• [Wat te doen]
1. Geef uit het fragment over de vader en de brommers het stuk van "Mijn vader liep" tot en met "van zijn stem." letterlijk terug.
2. Vat de alinea die begint met "Mijn vader liep met een verontrustende tred" uit het fragment over de vader en de brommers korter samen, zonder de belangrijkste feiten te verliezen.
3. Schrijf het fragment over de vader en de brommers verder, te beginnen na de laatste zin.

Published On: 20/03/2019

Mijn vader liep met een verontrustende tred langs de gevel van het huis. Hij bleef staan aan een rij brommers die tegen de muur stonden te wachten op een beter leven. De Boule Nationale tussen zijn lippen mikte hij met een flukse boog over de meidoornhaag en nagenoeg tegelijkertijd brulde hij mijn voornaam. Ik zat ik de kruipkelder te zoeken naar onderdelen voor een brommer en repte me naar mijn vader gezien de onheilspellende klankkleur van zijn stem.

• [Annotaties van lay-outelementen]
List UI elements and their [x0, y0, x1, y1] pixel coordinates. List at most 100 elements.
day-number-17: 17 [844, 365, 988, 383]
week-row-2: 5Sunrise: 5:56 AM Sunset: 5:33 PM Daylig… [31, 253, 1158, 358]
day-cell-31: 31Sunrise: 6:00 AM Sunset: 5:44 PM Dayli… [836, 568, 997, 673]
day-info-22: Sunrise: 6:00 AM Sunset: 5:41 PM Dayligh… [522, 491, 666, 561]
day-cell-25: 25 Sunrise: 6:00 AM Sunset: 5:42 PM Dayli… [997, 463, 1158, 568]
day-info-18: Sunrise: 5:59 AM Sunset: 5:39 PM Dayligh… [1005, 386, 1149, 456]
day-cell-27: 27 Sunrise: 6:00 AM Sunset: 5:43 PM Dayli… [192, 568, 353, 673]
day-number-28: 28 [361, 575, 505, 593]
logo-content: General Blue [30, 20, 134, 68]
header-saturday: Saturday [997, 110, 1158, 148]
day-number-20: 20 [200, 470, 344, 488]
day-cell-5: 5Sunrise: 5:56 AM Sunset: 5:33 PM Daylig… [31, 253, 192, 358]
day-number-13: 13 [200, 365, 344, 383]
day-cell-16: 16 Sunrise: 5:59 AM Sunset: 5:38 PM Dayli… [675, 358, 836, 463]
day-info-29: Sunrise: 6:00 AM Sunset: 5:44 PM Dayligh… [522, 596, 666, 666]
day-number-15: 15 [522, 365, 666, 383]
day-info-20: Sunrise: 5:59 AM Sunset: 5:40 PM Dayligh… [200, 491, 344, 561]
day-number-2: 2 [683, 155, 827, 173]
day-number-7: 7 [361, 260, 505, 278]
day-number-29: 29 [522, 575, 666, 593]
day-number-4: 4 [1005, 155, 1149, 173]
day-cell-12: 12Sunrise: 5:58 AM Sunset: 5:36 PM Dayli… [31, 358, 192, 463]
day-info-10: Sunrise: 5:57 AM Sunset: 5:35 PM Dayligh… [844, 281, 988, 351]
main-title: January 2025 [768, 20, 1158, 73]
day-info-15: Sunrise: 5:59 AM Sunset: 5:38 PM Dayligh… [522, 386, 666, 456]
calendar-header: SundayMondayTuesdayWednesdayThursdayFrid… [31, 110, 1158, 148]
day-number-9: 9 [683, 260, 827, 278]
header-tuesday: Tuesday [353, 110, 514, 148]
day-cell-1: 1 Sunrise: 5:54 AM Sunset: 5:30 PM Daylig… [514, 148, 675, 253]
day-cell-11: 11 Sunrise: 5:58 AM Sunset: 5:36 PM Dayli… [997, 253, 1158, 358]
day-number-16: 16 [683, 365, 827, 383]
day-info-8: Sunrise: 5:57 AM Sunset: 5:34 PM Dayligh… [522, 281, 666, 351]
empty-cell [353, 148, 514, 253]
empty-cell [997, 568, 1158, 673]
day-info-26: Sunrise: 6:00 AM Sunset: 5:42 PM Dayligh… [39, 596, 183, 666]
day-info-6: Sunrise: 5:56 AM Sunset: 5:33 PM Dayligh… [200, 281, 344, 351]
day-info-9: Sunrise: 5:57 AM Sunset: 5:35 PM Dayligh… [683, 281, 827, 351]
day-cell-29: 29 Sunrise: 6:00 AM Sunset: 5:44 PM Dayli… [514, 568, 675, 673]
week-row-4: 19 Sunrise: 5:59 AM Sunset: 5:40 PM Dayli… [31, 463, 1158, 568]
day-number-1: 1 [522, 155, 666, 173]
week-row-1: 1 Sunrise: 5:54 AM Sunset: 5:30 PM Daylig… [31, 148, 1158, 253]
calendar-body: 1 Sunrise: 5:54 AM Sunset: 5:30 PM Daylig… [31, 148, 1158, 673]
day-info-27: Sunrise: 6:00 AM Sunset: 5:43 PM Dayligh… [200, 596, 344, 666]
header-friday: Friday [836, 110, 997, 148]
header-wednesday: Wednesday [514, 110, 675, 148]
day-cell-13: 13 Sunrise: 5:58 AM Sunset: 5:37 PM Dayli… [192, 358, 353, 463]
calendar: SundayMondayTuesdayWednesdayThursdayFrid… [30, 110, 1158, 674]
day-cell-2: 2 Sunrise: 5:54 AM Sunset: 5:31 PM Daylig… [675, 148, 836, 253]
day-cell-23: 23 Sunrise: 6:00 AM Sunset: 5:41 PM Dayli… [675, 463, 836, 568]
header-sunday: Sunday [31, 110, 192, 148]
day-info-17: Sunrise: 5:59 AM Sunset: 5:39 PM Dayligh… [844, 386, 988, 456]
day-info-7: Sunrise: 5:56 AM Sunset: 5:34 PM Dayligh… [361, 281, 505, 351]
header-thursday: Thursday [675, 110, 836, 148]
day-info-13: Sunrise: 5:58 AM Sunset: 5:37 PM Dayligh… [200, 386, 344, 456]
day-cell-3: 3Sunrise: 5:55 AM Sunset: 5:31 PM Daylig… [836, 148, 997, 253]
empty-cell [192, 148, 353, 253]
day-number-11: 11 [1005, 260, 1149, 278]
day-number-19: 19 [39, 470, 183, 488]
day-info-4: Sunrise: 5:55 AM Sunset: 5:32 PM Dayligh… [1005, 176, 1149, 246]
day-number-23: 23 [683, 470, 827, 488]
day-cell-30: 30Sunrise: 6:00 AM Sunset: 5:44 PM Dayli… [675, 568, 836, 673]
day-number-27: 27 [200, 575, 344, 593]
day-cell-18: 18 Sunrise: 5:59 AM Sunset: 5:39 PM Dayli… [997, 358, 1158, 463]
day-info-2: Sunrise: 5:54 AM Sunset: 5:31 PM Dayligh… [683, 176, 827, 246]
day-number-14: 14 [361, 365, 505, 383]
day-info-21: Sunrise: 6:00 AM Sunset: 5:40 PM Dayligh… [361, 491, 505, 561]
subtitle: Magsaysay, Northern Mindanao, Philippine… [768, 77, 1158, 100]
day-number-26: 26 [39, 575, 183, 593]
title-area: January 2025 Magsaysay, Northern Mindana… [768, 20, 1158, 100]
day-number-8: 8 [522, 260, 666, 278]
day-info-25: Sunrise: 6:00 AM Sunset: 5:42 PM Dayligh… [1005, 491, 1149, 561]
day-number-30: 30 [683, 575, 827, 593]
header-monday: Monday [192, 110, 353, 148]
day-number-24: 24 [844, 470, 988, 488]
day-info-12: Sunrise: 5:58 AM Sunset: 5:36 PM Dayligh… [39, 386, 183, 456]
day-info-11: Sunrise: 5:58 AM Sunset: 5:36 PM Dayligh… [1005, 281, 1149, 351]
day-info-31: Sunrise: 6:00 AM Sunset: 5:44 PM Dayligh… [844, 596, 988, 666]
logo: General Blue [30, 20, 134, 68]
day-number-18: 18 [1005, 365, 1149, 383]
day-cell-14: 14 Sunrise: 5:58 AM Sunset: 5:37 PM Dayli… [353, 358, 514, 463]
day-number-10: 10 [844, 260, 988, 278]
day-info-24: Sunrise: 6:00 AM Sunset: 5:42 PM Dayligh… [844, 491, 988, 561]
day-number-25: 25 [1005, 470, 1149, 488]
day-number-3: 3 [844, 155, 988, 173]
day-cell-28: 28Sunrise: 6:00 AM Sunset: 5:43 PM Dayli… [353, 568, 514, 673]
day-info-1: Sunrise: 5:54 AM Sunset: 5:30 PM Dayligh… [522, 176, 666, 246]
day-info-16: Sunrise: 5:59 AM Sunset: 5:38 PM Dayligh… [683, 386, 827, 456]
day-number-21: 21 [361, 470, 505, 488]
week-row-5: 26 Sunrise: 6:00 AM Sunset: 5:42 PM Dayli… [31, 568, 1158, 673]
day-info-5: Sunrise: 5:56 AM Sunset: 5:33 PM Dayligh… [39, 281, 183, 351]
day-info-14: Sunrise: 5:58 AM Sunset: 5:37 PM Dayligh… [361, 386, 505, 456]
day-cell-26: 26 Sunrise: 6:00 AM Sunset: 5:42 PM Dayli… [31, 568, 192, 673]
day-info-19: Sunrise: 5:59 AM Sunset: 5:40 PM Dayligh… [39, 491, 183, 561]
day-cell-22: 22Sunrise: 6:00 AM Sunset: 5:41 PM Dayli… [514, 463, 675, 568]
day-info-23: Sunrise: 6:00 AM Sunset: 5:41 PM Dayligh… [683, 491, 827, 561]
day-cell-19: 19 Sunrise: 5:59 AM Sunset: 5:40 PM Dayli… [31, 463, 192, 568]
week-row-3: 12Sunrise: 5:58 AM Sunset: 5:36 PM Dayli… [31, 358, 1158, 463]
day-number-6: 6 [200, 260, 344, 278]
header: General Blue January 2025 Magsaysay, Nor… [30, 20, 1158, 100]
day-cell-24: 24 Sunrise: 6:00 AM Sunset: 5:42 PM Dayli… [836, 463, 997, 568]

• [Antwoorden per opdracht]
1.
Mijn vader liep met een verontrustende tred langs de gevel van het huis. Hij bleef staan aan een rij brommers die tegen de muur stonden te wachten op een beter leven. De Boule Nationale tussen zijn lippen mikte hij met een flukse boog over de meidoornhaag en nagenoeg tegelijkertijd brulde hij mijn voornaam. Ik zat ik de kruipkelder te zoeken naar onderdelen voor een brommer en repte me naar mijn vader gezien de onheilspellende klankkleur van zijn stem.

2. Mijn vader liep met een onrustige stap langs het huis en stopte bij een rij oude brommers tegen de muur. Hij schoot zijn Boule Nationale over de meidoornhaag en riep bijna tegelijk mijn voornaam. Ik zocht in de kruipkelder naar brommeronderdelen en haastte me naar hem toe, omdat zijn stem niet veel goeds beloofde.

3.
Ons huis was gebouwd in een typische jaren ’60 stijl en was voorzien van een flinke kruipkelder. Die had ik nagenoeg compleet voor mij alleen gezien mijn hobby. De kelder stak vol met kapot gereden wielen, frames en motorblokjes. Ik had vader al eerder horen vloeken dat hij er schoon genoeg van had maar nu bleek het plots bittere ernst. Hij stond aan de gevel mijn brommers te aanschouwen. Er stonden twee Flandria’s, twee Royal Nords, een Vespa en een Batavus. Mijn vader, nochtans een groot motorcrossliefhebber kon de ellende niet meer aanzien en wou die krengen weg. “Niemand kan hier nog passeren, geen enkele brommer werkt nog en je blijft maar alles kapot rijden” brieste hij.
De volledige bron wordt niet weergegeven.